--- Passage provided Enclosed Below ---
As humidity rises, hair swells unevenly, hydrogen bonds break and reform, and strands push out in different directions, which is summer frizz.

Damaged hair, including hair roughed up by sun and chlorine, takes on water even more readily, so it frizzes faster. Humidity is not damaging your hair, but it is why your style falls apart, and it is the one summer problem you manage with the right film on the outside rather than by preventing contact.

There is more on how humidity and humectants behave if you want to go deeper.

How to Protect Your Hair This Summer

Because most summer damage is permanent once it happens, prevention does almost all the work. Here is what actually moves the needle, roughly in order of impact.

Block the Sun (the Biggest Win)

Physical coverage beats any product. A hat, a scarf, or a UPF 50+ head covering, or simply sitting in the shade or under an umbrella, blocks the UV that does the real structural damage; a handheld umbrella alone blocks most UV on a sunny day. Dense, darker fabrics and darker, coarser hair shield better than light ones.

UV-protectant hair sprays exist and can add a modest layer, but the filters that work so well on skin are far less established on hair, so treat a spray as a supplement to coverage, not a replacement for it.
--- End of Enclosed Passage provided ---
--- Data for review Enclosed Below ---
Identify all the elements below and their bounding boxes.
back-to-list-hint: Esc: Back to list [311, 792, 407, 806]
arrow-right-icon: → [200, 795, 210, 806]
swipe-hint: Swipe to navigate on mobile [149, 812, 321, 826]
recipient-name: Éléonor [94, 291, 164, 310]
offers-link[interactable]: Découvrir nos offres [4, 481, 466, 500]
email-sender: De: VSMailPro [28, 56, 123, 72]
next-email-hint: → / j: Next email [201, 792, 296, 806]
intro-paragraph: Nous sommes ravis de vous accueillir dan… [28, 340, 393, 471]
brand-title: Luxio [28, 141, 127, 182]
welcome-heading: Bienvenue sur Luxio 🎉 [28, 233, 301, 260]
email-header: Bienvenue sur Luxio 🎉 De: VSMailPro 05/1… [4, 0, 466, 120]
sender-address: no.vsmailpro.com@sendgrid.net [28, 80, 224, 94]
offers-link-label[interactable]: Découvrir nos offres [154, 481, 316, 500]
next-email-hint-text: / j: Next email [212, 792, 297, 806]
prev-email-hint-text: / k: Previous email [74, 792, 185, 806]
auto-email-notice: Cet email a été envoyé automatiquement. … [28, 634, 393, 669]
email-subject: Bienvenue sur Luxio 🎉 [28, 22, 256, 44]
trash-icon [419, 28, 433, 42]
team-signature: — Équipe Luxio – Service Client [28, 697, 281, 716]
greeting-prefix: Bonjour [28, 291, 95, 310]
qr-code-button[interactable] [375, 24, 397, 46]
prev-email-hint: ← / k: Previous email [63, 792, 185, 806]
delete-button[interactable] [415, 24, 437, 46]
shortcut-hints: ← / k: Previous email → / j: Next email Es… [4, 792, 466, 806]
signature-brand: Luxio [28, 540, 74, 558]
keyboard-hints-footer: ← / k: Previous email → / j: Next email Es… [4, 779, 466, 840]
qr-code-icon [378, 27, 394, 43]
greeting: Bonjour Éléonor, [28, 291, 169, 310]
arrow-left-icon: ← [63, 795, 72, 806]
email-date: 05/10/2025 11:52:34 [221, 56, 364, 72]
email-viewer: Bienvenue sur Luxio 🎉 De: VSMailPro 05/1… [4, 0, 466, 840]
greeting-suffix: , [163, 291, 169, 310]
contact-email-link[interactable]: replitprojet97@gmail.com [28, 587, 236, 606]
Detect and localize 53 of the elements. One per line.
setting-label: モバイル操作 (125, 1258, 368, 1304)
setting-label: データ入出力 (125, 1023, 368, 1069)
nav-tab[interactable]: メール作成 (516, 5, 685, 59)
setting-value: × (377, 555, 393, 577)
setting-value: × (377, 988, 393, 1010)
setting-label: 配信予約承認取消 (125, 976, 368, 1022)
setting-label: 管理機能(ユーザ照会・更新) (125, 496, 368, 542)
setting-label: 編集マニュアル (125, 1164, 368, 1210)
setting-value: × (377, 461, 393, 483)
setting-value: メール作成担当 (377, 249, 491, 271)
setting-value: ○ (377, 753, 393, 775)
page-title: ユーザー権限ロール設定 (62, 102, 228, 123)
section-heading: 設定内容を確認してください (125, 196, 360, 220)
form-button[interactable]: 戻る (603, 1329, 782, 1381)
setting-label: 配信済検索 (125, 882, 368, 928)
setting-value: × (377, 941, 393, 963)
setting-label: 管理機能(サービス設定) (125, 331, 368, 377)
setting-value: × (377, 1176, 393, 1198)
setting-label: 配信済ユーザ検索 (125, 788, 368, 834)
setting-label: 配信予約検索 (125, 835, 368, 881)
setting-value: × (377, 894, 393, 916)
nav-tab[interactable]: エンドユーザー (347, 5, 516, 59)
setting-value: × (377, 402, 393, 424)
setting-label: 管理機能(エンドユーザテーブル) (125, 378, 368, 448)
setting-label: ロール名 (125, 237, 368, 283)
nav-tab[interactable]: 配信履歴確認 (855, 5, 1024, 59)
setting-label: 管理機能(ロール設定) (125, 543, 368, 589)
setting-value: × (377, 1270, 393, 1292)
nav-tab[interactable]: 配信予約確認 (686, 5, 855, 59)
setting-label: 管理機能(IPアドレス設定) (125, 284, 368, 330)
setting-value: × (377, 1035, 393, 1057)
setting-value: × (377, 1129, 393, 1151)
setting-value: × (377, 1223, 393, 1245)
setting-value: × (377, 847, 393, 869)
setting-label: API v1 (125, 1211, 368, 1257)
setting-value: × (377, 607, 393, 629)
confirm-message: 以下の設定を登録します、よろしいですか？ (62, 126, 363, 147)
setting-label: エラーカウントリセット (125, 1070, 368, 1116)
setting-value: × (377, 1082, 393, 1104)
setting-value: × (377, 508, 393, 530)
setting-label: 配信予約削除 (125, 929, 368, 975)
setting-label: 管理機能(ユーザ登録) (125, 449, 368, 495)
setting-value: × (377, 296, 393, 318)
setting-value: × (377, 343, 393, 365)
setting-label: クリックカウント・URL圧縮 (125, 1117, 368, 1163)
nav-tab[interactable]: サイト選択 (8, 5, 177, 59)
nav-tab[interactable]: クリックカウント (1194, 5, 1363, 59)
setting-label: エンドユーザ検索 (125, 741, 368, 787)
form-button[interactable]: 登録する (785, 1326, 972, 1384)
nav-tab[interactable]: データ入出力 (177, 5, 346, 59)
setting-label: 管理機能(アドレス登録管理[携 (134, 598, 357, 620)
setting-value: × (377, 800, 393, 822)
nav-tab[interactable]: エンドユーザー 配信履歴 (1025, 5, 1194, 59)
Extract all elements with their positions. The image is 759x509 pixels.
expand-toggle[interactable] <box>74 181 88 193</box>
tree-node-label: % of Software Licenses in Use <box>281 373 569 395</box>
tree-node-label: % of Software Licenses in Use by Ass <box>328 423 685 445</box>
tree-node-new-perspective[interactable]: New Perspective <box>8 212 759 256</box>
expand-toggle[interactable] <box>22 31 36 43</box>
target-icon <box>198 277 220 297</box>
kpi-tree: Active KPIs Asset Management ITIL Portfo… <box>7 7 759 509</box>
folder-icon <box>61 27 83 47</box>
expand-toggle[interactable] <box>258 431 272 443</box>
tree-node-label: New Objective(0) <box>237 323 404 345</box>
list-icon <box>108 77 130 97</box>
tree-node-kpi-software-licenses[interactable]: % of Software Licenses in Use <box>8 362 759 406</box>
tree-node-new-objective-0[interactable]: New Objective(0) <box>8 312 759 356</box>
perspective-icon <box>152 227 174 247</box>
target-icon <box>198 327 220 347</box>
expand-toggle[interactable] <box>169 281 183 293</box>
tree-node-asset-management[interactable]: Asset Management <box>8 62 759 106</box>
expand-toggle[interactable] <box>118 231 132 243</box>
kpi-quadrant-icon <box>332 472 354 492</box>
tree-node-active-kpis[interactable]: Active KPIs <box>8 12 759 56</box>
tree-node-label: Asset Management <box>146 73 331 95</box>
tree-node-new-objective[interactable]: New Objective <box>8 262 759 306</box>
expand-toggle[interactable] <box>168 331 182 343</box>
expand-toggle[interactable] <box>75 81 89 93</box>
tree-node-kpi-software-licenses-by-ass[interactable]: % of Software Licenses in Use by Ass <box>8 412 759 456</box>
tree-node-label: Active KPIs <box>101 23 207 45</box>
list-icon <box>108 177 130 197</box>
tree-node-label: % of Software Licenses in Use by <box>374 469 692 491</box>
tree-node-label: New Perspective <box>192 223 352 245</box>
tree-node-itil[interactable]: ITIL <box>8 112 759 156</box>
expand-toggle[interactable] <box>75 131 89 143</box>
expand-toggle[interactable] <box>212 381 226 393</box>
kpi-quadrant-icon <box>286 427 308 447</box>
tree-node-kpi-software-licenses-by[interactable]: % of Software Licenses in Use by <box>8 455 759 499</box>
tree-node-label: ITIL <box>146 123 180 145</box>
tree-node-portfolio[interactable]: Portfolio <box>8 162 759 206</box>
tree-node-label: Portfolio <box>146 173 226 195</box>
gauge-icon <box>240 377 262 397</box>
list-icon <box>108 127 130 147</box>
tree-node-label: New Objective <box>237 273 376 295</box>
--- End of Enclosed Data for review ---
Required action 1:
Decide whether each statement agrees with the passage on summer hair care: (a) Humidity damages hair. (b) Damaged hair frizzes faster. (c) A UV-protectant hair spray can replace a hat. For each one, answer yes or no and quote the words from the passage that decide it.
Required action 2:
List every form of physical coverage or shade that the passage on summer hair care names as a way to block UV.

Worked solution 1:
(a) No: "Humidity is not damaging your hair"
(b) Yes: "Damaged hair, including hair roughed up by sun and chlorine, takes on water even more readily, so it frizzes faster."
(c) No: "treat a spray as a supplement to coverage, not a replacement for it."

Worked solution 2:
- A hat
- A scarf
- A UPF 50+ head covering
- Shade
- An umbrella